--- DATA TO USE ---

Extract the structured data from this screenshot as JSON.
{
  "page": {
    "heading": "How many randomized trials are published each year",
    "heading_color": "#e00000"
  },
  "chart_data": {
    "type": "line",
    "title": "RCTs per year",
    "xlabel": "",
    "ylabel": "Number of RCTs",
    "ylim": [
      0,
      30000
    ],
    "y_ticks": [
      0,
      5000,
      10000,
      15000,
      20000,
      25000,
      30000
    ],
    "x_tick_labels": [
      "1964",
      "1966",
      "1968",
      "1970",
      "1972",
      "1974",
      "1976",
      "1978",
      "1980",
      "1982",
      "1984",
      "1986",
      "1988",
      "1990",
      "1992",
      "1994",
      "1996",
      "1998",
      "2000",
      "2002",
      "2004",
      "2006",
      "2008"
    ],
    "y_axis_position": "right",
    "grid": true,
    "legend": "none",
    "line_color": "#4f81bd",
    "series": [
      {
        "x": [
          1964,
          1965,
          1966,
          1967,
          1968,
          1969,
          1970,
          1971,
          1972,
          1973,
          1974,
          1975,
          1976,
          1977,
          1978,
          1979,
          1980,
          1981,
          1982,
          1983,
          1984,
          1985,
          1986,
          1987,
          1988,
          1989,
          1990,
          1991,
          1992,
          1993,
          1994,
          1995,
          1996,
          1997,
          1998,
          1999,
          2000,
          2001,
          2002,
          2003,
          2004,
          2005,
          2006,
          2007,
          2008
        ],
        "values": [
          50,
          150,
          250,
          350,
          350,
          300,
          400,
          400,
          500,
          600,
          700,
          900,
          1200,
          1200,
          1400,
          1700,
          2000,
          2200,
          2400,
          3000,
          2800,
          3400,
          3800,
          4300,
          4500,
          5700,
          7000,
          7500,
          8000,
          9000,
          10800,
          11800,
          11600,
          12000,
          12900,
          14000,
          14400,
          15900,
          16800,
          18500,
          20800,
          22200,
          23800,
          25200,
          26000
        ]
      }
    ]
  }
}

---

§ **TASK DESCRIPTION**
Take the data above and return it exactly.

§ **ANSWER**
Extract the structured data from this screenshot as JSON.
{
  "page": {
    "heading": "How many randomized trials are published each year",
    "heading_color": "#e00000"
  },
  "chart_data": {
    "type": "line",
    "title": "RCTs per year",
    "xlabel": "",
    "ylabel": "Number of RCTs",
    "ylim": [
      0,
      30000
    ],
    "y_ticks": [
      0,
      5000,
      10000,
      15000,
      20000,
      25000,
      30000
    ],
    "x_tick_labels": [
      "1964",
      "1966",
      "1968",
      "1970",
      "1972",
      "1974",
      "1976",
      "1978",
      "1980",
      "1982",
      "1984",
      "1986",
      "1988",
      "1990",
      "1992",
      "1994",
      "1996",
      "1998",
      "2000",
      "2002",
      "2004",
      "2006",
      "2008"
    ],
    "y_axis_position": "right",
    "grid": true,
    "legend": "none",
    "line_color": "#4f81bd",
    "series": [
      {
        "x": [
          1964,
          1965,
          1966,
          1967,
          1968,
          1969,
          1970,
          1971,
          1972,
          1973,
          1974,
          1975,
          1976,
          1977,
          1978,
          1979,
          1980,
          1981,
          1982,
          1983,
          1984,
          1985,
          1986,
          1987,
          1988,
          1989,
          1990,
          1991,
          1992,
          1993,
          1994,
          1995,
          1996,
          1997,
          1998,
          1999,
          2000,
          2001,
          2002,
          2003,
          2004,
          2005,
          2006,
          2007,
          2008
        ],
        "values": [
          50,
          150,
          250,
          350,
          350,
          300,
          400,
          400,
          500,
          600,
          700,
          900,
          1200,
          1200,
          1400,
          1700,
          2000,
          2200,
          2400,
          3000,
          2800,
          3400,
          3800,
          4300,
          4500,
          5700,
          7000,
          7500,
          8000,
          9000,
          10800,
          11800,
          11600,
          12000,
          12900,
          14000,
          14400,
          15900,
          16800,
          18500,
          20800,
          22200,
          23800,
          25200,
          26000
        ]
      }
    ]
  }
}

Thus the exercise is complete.